** begin **

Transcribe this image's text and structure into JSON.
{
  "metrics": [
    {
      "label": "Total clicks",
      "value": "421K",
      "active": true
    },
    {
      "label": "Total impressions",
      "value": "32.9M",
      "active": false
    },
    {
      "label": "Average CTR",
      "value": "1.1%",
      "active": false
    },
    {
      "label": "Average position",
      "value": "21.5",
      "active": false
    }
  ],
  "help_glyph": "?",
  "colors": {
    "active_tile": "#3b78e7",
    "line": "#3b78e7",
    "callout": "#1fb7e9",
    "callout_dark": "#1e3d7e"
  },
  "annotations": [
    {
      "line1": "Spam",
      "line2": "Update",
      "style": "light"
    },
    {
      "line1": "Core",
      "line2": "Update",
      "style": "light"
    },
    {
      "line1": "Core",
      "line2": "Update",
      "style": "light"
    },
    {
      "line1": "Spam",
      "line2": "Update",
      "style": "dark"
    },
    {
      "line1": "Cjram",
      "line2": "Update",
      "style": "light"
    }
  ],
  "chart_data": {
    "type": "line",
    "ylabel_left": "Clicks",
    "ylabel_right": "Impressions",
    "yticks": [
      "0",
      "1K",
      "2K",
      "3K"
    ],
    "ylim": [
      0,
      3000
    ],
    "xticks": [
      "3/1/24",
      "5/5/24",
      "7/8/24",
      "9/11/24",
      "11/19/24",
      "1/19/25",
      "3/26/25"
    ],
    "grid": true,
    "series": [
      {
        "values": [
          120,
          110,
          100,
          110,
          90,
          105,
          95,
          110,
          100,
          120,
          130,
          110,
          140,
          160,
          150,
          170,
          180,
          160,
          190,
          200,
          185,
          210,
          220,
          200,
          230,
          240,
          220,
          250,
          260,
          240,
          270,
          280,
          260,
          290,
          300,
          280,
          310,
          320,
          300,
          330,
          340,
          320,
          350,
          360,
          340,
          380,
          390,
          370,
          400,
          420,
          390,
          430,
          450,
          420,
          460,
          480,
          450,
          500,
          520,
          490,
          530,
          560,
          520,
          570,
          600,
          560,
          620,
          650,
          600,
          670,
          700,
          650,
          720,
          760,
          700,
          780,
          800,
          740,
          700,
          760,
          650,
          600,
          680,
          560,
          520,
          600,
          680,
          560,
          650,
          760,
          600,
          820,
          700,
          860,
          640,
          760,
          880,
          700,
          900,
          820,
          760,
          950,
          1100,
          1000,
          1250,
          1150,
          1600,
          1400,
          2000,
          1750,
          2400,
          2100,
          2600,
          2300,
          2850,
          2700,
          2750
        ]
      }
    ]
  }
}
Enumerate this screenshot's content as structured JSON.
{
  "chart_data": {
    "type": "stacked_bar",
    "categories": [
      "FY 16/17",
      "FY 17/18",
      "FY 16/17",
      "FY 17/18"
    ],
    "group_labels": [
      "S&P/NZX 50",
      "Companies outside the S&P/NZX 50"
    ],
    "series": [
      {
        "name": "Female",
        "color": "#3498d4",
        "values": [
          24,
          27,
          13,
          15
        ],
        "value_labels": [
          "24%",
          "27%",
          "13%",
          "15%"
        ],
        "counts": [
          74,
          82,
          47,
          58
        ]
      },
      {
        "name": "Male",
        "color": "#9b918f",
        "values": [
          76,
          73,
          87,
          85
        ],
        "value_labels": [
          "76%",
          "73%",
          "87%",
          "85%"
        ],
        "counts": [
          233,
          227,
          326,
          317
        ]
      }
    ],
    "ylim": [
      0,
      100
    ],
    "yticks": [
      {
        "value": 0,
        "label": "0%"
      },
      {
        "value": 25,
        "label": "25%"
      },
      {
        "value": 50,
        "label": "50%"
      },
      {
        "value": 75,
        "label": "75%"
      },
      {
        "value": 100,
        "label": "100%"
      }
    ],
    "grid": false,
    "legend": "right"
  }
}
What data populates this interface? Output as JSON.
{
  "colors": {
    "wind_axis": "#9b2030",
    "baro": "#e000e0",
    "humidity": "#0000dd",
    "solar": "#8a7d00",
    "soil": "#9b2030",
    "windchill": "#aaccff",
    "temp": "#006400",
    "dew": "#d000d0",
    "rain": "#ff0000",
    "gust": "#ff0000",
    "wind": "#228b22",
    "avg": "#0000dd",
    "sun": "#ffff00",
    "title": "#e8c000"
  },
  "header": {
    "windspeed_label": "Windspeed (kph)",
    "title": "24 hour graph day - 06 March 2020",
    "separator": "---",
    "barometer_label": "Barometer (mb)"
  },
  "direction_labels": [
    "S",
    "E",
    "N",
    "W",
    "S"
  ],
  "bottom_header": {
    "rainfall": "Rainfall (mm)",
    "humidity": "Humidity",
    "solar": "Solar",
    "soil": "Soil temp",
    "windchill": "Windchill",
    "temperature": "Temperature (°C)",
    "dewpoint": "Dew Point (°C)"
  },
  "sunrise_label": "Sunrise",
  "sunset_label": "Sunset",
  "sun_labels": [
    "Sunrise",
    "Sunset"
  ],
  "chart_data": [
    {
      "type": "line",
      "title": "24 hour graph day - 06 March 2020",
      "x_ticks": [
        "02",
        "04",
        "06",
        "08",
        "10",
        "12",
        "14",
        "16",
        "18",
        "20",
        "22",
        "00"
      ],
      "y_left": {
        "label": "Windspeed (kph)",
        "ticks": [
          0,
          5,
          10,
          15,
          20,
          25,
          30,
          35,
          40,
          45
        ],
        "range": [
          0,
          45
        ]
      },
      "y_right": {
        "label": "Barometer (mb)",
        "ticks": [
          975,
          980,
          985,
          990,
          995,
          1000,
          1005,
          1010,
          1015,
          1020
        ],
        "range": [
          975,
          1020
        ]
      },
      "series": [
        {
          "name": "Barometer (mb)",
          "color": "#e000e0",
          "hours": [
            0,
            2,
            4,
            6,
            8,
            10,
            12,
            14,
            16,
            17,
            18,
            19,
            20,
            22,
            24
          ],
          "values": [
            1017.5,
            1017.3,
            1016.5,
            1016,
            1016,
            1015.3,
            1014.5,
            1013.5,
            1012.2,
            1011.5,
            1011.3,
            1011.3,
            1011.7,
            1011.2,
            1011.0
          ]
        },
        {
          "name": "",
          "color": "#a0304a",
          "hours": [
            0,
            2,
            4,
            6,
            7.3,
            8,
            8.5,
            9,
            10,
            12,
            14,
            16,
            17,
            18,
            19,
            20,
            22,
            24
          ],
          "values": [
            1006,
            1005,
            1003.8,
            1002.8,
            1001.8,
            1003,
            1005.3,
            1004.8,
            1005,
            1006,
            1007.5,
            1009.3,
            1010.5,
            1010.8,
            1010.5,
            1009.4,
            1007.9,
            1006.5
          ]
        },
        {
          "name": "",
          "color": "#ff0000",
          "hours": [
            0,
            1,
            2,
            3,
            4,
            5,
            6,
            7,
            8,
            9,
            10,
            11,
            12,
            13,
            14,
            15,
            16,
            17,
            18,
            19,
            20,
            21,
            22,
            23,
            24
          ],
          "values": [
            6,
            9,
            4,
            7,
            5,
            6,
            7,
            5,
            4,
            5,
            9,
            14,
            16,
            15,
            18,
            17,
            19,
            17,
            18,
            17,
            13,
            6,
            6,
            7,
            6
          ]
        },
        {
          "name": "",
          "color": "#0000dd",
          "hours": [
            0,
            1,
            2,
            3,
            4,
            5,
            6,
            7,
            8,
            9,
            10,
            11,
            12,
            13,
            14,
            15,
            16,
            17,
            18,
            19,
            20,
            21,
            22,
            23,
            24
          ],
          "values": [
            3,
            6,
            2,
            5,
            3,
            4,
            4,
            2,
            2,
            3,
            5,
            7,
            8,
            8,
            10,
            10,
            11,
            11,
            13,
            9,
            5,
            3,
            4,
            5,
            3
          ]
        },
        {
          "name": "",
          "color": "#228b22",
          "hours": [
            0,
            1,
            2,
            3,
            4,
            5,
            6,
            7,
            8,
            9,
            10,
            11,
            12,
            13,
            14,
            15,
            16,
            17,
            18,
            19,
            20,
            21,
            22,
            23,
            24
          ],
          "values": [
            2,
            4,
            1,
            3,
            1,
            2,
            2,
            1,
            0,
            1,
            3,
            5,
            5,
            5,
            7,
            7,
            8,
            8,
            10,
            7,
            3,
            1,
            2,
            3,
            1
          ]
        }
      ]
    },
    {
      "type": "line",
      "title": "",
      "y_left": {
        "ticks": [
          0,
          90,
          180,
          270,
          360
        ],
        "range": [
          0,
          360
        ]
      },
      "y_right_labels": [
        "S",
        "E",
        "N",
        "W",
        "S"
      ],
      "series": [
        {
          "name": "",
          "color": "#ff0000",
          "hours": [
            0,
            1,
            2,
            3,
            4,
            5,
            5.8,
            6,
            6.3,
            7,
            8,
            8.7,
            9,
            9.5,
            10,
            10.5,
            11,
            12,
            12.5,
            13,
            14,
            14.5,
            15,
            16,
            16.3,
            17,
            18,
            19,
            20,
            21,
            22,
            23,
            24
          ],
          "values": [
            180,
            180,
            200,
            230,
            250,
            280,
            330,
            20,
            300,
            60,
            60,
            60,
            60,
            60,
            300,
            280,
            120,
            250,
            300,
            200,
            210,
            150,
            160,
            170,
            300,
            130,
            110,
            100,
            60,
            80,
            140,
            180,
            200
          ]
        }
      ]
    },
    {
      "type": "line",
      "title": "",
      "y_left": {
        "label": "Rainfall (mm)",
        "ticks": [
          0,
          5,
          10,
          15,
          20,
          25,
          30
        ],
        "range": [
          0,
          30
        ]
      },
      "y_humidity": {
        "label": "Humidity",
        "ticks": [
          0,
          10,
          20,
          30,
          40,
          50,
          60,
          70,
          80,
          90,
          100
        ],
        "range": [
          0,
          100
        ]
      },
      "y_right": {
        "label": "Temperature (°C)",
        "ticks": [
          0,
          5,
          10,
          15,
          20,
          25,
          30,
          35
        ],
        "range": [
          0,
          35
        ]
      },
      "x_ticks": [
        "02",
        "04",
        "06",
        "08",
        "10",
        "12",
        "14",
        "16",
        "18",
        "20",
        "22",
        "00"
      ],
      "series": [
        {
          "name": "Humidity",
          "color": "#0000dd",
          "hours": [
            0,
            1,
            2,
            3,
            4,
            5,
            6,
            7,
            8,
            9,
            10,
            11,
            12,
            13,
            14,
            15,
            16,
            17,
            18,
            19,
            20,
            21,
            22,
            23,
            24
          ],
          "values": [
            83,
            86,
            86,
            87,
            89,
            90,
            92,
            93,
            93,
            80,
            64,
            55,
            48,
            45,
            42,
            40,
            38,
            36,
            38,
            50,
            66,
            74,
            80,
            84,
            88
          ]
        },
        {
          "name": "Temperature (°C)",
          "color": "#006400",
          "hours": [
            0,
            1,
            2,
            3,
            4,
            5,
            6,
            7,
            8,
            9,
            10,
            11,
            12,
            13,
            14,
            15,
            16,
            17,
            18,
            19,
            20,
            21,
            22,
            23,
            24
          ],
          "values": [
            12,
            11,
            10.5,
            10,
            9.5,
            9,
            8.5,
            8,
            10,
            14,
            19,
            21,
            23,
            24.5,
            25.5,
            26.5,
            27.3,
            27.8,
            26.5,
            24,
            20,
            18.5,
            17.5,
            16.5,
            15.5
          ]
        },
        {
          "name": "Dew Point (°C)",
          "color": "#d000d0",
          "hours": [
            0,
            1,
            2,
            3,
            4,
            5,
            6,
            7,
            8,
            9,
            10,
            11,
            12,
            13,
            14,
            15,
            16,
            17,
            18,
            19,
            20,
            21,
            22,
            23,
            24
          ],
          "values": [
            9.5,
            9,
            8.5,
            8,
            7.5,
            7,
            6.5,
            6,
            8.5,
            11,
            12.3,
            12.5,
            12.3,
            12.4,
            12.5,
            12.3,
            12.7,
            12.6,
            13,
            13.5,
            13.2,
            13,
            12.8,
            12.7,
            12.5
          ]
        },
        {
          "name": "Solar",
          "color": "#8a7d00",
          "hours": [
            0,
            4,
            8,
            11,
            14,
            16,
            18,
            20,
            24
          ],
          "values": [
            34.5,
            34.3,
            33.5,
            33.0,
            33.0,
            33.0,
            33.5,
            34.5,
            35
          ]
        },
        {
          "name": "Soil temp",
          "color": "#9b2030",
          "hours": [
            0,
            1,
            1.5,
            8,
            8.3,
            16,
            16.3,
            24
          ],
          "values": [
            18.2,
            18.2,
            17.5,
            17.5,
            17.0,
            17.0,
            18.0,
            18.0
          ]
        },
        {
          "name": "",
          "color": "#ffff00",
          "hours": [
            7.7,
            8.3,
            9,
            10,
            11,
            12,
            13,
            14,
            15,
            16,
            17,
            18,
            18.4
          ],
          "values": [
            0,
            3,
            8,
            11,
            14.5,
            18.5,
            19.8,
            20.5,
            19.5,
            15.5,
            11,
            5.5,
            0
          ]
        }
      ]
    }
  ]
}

** end **

### To be done
Check every line of the data above for the string "JSON", and copy those that have it.

### Solution for this problem
Transcribe this image's text and structure into JSON.
Enumerate this screenshot's content as structured JSON.
What data populates this interface? Output as JSON.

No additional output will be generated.